+++ LISTED ENTRIES

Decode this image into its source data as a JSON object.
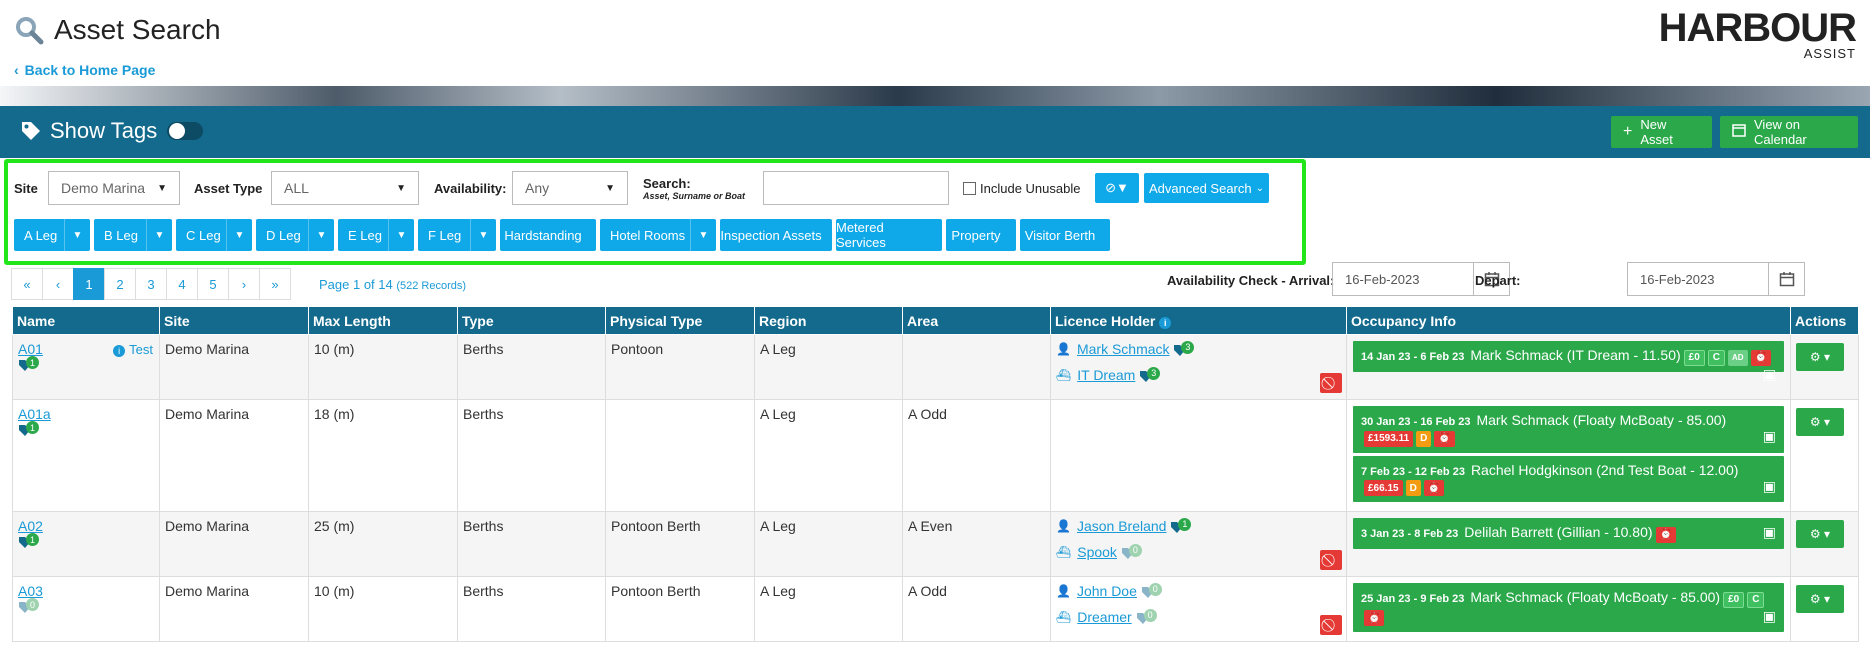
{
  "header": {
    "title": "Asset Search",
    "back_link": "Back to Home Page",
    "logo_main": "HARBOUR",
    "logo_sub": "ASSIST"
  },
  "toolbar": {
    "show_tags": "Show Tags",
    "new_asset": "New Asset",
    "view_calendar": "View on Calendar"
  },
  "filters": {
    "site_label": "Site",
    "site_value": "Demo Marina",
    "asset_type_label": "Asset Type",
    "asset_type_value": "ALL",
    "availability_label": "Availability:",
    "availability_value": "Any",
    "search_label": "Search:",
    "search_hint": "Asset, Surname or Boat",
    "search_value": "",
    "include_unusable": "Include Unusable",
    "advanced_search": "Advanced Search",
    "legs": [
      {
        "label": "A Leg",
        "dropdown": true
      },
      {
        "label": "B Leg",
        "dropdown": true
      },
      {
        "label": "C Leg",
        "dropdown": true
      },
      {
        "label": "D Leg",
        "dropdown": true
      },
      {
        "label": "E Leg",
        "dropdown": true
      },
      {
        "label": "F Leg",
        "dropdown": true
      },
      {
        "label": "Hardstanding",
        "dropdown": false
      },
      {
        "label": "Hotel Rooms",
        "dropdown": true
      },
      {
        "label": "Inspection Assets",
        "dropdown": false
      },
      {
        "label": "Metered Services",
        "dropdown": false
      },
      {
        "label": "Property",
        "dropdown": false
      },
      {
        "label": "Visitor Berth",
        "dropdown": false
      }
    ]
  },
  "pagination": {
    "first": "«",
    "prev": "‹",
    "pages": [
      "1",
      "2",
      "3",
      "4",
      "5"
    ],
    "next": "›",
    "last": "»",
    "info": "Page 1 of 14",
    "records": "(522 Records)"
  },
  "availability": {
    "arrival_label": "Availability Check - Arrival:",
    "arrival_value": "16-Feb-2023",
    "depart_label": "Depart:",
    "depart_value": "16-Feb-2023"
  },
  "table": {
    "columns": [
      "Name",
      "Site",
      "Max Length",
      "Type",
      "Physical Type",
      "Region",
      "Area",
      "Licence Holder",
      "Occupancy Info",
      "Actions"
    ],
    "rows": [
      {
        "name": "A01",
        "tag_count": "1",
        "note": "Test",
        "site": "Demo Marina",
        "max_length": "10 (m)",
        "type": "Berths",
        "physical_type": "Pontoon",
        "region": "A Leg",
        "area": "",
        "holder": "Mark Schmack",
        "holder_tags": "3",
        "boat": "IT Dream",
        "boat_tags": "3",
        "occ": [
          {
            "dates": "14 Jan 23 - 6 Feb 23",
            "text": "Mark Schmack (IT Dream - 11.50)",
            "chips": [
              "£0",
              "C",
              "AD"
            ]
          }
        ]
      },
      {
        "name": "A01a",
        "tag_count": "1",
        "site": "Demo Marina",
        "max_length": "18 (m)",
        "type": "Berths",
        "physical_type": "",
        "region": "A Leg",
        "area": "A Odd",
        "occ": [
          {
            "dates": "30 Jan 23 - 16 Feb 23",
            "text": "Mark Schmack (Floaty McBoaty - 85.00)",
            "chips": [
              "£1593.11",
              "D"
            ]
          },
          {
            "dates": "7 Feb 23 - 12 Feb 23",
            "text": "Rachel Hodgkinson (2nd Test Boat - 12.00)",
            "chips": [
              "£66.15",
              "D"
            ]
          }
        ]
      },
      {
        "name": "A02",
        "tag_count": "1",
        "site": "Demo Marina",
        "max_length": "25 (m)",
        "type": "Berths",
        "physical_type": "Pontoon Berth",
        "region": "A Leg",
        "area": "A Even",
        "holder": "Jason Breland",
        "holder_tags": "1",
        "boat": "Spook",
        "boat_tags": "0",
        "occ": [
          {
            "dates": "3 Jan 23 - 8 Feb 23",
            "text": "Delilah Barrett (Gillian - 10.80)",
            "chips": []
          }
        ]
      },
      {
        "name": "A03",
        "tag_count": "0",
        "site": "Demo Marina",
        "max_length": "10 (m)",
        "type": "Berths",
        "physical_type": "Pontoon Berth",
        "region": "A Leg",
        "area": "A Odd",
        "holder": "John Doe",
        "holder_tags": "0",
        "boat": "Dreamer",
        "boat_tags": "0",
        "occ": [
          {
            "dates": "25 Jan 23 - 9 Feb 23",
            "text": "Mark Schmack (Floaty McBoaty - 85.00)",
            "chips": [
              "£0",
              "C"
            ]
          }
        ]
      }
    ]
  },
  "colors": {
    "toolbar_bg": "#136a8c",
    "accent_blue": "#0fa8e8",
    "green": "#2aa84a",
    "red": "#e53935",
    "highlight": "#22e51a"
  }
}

++++++
+++ LISTED ENTRIES

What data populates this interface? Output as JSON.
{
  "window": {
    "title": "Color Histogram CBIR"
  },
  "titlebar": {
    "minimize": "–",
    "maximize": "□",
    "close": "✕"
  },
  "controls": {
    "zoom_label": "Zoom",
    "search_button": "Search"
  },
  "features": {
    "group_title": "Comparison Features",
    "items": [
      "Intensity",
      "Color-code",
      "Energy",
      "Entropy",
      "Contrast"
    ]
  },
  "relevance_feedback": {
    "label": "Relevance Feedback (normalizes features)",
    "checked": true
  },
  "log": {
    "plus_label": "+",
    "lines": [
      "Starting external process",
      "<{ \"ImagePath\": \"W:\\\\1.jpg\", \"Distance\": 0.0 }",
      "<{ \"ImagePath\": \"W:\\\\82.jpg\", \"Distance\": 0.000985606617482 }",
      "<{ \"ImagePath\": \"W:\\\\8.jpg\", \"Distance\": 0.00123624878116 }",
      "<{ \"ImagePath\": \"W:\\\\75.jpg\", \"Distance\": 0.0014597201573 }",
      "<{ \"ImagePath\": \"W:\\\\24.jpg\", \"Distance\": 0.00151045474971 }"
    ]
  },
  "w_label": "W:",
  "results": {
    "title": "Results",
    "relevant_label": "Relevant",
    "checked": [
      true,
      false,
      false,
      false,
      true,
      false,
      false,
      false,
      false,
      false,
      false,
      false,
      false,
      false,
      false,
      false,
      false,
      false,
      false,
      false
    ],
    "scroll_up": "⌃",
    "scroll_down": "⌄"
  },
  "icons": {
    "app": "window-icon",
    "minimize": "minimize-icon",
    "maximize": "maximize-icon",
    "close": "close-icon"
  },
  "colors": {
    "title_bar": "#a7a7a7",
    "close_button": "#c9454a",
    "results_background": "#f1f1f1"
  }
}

++++++

● **PROBLEM TO WORK ON**
Show every line in the entries where the string "Distance" occurs.

● **SOLUTION FOR THIS TASK**
      "<{ \"ImagePath\": \"W:\\\\1.jpg\", \"Distance\": 0.0 }",
      "<{ \"ImagePath\": \"W:\\\\82.jpg\", \"Distance\": 0.000985606617482 }",
      "<{ \"ImagePath\": \"W:\\\\8.jpg\", \"Distance\": 0.00123624878116 }",
      "<{ \"ImagePath\": \"W:\\\\75.jpg\", \"Distance\": 0.0014597201573 }",
      "<{ \"ImagePath\": \"W:\\\\24.jpg\", \"Distance\": 0.00151045474971 }"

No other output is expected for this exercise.